Exercise instructions »
List, from the lines below, each one with "JSON" in it.

Extracted material »
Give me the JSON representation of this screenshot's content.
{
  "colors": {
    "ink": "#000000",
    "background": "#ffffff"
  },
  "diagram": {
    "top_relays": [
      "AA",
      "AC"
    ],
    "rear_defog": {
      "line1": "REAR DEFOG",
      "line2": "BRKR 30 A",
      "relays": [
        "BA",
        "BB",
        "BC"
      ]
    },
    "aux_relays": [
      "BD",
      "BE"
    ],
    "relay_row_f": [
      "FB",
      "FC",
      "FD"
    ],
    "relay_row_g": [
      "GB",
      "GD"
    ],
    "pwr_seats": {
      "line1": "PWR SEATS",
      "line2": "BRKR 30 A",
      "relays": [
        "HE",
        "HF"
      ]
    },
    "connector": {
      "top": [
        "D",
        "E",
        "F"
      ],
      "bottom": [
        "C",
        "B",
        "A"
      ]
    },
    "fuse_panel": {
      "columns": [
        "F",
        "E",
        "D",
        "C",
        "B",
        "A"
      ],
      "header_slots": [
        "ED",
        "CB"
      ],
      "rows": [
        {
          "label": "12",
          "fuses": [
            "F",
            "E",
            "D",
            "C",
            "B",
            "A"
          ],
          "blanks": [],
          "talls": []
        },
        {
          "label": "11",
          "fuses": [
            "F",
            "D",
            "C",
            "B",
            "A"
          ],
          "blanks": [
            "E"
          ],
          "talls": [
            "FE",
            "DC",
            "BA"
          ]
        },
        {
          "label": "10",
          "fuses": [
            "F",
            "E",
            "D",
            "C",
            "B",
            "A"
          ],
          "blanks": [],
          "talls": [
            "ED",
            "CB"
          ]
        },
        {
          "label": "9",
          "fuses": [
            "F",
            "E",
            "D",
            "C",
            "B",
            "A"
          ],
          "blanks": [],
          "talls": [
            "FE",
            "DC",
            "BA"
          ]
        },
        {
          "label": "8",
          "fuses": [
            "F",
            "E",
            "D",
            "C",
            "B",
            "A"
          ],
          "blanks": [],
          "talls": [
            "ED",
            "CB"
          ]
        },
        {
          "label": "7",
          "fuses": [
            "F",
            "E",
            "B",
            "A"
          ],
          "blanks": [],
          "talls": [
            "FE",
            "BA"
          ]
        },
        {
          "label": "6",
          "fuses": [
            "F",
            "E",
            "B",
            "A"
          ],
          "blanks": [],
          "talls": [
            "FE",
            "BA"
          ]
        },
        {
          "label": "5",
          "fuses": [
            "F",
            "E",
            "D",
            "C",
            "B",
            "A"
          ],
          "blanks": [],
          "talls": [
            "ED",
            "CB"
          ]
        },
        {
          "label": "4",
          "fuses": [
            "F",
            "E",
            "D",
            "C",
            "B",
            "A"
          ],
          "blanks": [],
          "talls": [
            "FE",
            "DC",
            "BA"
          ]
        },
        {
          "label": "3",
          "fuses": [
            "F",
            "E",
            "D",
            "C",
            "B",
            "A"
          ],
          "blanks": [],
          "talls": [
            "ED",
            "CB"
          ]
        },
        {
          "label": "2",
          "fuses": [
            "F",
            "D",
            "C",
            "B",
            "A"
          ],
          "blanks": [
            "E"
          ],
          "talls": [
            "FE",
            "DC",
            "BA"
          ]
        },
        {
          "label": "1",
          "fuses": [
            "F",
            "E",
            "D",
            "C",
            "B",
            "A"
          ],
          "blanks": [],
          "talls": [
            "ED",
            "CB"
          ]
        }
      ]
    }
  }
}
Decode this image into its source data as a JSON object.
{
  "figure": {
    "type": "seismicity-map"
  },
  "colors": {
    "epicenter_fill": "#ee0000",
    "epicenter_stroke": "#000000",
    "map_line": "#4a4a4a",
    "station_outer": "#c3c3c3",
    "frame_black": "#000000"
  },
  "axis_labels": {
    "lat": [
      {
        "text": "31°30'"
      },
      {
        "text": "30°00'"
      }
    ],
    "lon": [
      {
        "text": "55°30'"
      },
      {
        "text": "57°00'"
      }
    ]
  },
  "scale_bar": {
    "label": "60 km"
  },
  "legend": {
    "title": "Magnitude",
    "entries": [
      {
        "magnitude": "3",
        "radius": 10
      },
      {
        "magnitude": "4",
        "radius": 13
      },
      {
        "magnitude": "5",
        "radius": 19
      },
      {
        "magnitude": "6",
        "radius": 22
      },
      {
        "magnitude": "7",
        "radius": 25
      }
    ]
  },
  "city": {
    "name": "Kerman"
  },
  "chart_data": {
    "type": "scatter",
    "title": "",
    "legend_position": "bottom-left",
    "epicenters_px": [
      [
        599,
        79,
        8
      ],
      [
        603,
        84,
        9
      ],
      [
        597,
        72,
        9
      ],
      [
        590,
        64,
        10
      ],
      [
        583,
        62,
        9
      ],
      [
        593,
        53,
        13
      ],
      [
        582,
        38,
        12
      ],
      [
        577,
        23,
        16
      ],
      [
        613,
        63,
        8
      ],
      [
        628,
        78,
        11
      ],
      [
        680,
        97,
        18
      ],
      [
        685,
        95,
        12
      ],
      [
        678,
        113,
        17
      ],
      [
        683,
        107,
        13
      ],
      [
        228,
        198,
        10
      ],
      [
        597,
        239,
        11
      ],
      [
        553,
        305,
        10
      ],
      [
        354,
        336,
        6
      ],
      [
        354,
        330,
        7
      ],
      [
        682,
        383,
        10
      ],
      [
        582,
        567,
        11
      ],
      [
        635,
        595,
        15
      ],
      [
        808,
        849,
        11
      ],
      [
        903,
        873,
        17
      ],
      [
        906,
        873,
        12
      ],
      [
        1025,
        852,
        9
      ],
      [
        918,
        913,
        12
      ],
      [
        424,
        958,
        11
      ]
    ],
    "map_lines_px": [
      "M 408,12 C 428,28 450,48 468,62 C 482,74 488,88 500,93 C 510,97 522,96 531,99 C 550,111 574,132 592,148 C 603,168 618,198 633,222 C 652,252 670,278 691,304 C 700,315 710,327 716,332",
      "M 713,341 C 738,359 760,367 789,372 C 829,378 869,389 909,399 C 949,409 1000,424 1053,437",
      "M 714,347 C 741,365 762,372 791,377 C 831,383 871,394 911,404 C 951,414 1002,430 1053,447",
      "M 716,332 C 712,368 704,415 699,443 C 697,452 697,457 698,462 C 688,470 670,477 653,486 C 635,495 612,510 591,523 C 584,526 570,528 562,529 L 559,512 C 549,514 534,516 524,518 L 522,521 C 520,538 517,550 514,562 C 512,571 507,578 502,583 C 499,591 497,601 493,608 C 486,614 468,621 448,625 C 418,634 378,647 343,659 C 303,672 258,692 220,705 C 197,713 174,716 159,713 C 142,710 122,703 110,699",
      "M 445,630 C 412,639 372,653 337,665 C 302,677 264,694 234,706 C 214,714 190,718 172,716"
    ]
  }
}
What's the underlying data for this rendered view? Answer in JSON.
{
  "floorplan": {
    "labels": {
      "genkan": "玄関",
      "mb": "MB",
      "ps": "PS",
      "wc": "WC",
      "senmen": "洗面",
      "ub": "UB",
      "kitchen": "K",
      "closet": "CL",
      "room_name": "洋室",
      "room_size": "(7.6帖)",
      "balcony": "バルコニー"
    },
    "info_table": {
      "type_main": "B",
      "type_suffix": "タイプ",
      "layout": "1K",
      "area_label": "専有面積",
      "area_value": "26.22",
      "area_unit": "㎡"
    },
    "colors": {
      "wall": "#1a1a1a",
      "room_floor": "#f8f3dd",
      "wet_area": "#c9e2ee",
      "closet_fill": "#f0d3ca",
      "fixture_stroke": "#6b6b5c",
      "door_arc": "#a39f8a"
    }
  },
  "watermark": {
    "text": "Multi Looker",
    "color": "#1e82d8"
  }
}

Solution for this problem »
Give me the JSON representation of this screenshot's content.
Decode this image into its source data as a JSON object.
What's the underlying data for this rendered view? Answer in JSON.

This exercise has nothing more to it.